Instructions for the task - Return the records exactly as they are.

·····

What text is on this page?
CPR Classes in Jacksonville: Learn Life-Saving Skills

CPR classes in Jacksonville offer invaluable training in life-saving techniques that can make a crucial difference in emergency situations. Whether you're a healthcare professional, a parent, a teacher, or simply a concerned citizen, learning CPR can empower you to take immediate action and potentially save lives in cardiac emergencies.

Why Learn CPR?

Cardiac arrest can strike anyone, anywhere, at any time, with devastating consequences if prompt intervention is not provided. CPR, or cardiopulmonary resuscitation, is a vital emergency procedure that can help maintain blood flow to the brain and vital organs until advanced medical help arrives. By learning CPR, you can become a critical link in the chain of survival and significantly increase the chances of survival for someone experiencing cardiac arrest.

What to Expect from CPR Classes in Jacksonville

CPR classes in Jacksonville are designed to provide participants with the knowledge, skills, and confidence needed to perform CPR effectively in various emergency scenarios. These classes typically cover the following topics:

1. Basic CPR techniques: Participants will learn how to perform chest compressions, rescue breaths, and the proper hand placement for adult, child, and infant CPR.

·····

Answer to this exercise -
What text is on this page?
CPR Classes in Jacksonville: Learn Life-Saving Skills

CPR classes in Jacksonville offer invaluable training in life-saving techniques that can make a crucial difference in emergency situations. Whether you're a healthcare professional, a parent, a teacher, or simply a concerned citizen, learning CPR can empower you to take immediate action and potentially save lives in cardiac emergencies.

Why Learn CPR?

Cardiac arrest can strike anyone, anywhere, at any time, with devastating consequences if prompt intervention is not provided. CPR, or cardiopulmonary resuscitation, is a vital emergency procedure that can help maintain blood flow to the brain and vital organs until advanced medical help arrives. By learning CPR, you can become a critical link in the chain of survival and significantly increase the chances of survival for someone experiencing cardiac arrest.

What to Expect from CPR Classes in Jacksonville

CPR classes in Jacksonville are designed to provide participants with the knowledge, skills, and confidence needed to perform CPR effectively in various emergency scenarios. These classes typically cover the following topics:

1. Basic CPR techniques: Participants will learn how to perform chest compressions, rescue breaths, and the proper hand placement for adult, child, and infant CPR.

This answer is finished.